**Objective**
Could you reproduce everything in the appeals court opinion below from "IN THE COURT" down to "Doucet, for appellants.", word for word?

**Passage to read**

------------------------------------------------------------------------

GMAC Mortgage, LLC, Plaintiff-Appellee, v. Sharon M. Purnell et al., Defendants-Appellants.
No. 13AP-551 (C.P.C. No. 10CVE-09-13688)
IN THE COURT OF APPEALS OF OHIO TENTH APPELLATE DISTRICT
March 13, 2014
2014-Ohio-940
CONNOR, J.
(REGULAR CALENDAR)
D E C I S I O N
McGlinchey Stafford, Rose Marie L. Fiore and James S. Wertheim, for appellee.
Doucet & Associates, Inc., Andrew J. Gerling and Troy J. Doucet, for appellants.
APPEAL from the Franklin County Court of Common Pleas
CONNOR, J.
{¶ 1} Defendants-appellants, Sharon M. and Kenneth Purnell (“appellants“), appeal from a judgment of the Franklin County Court of Common Pleas granting summary judgment in favor of plaintiff-appellee, GMAC Mortgage, LLC (“GMAC“). For the reasons that follow, we affirm the judgment of the trial court.

------------------------------------------------------------------------

**Dataset section**
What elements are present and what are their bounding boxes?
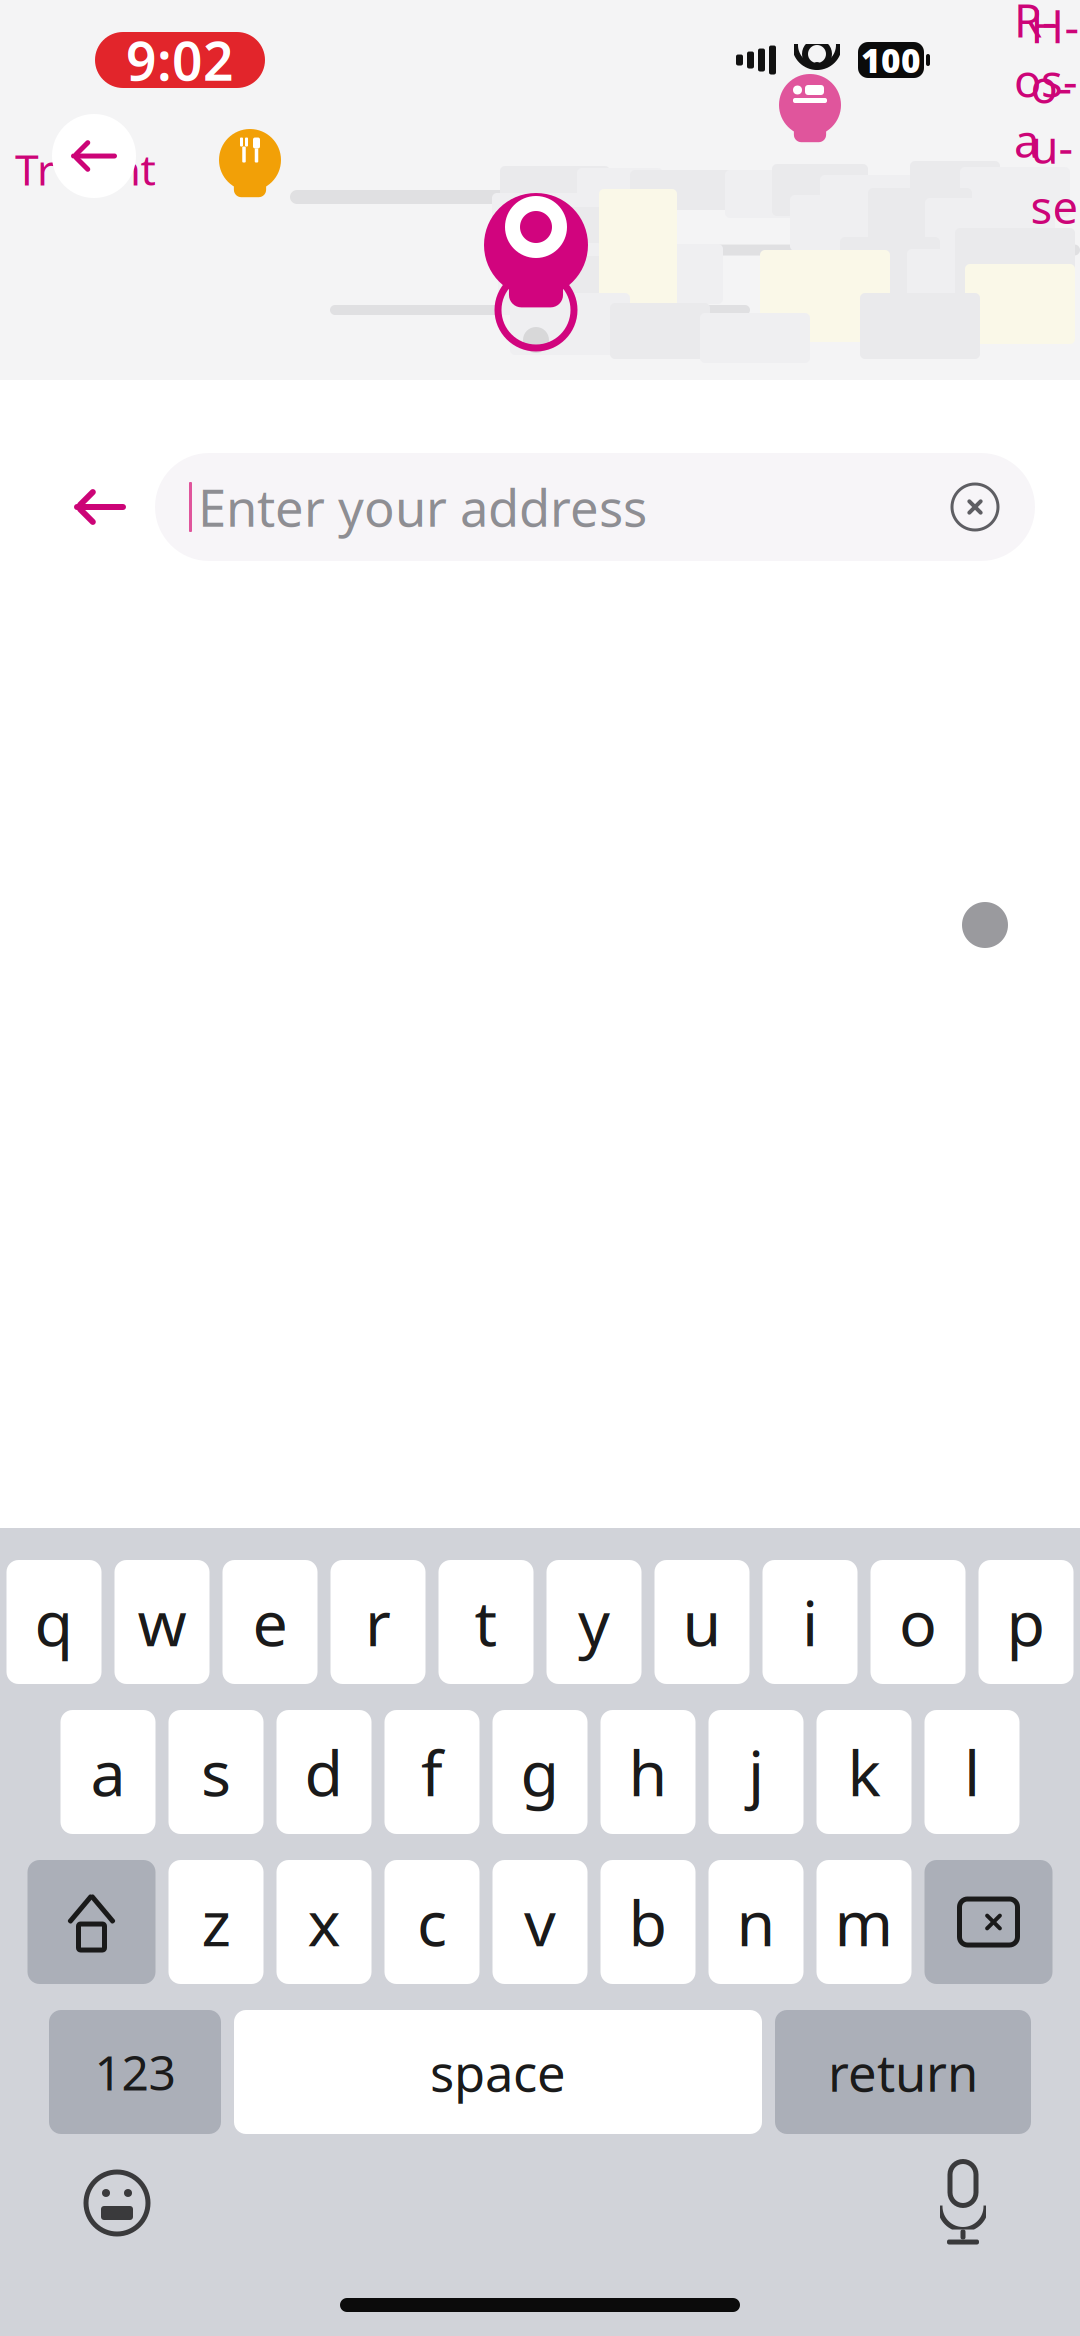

------------------------------------------------------------------------

**Problem solution**
IN THE COURT OF APPEALS OF OHIO TENTH APPELLATE DISTRICT
March 13, 2014
2014-Ohio-940
CONNOR, J.
(REGULAR CALENDAR)
D E C I S I O N
McGlinchey Stafford, Rose Marie L. Fiore and James S. Wertheim, for appellee.
Doucet & Associates, Inc., Andrew J. Gerling and Troy J. Doucet, for appellants.